### What this task involves
Single out the lines that include the word "Private". Copy them.

'''

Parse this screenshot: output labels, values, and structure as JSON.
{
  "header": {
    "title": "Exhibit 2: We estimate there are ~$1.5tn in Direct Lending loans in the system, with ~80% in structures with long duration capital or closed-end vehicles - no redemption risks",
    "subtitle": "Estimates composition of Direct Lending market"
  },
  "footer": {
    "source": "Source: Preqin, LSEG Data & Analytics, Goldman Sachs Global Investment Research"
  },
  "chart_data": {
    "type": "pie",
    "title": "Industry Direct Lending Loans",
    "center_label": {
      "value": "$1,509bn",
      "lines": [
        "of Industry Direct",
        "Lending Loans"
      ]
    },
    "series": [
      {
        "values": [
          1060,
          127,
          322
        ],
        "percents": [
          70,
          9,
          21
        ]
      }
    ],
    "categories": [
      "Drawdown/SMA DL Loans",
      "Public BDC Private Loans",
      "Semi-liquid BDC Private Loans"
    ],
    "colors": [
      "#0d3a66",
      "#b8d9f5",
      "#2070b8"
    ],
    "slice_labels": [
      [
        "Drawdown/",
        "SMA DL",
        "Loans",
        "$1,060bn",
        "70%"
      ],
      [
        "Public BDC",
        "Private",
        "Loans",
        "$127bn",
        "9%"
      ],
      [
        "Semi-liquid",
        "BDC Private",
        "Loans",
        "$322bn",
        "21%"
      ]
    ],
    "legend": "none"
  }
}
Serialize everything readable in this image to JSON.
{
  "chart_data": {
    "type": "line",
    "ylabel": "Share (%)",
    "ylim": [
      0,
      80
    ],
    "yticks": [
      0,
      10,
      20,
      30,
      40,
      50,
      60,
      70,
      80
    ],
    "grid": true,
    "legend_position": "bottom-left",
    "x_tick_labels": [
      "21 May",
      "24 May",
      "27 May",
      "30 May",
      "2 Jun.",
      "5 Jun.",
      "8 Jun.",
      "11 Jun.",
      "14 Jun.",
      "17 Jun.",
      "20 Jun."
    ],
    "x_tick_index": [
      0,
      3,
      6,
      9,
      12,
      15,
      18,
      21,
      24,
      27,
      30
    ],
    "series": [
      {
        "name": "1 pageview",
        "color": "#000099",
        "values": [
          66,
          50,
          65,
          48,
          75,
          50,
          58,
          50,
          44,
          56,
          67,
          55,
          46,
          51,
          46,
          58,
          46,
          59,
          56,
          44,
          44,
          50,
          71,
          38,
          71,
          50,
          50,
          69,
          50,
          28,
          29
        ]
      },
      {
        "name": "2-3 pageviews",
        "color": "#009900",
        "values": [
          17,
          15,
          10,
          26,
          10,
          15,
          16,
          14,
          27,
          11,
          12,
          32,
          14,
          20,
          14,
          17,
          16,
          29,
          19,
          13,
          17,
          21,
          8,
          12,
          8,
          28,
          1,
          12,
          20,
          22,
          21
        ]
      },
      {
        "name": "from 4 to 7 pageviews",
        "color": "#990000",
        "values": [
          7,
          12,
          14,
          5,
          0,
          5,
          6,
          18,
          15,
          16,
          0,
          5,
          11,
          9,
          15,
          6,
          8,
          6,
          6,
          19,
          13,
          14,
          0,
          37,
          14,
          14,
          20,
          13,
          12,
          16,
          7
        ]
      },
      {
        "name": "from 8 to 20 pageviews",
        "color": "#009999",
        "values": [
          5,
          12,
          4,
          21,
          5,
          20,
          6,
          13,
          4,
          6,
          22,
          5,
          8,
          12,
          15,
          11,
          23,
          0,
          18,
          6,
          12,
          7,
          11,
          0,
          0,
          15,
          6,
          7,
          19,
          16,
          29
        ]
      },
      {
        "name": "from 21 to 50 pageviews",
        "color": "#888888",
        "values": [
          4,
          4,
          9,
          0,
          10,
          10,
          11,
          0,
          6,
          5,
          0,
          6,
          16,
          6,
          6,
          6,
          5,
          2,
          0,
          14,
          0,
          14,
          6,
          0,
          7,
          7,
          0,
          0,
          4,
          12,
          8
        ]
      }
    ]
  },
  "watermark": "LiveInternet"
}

'''

### Output below
      "Public BDC Private Loans",
      "Semi-liquid BDC Private Loans"
        "Private",
        "BDC Private",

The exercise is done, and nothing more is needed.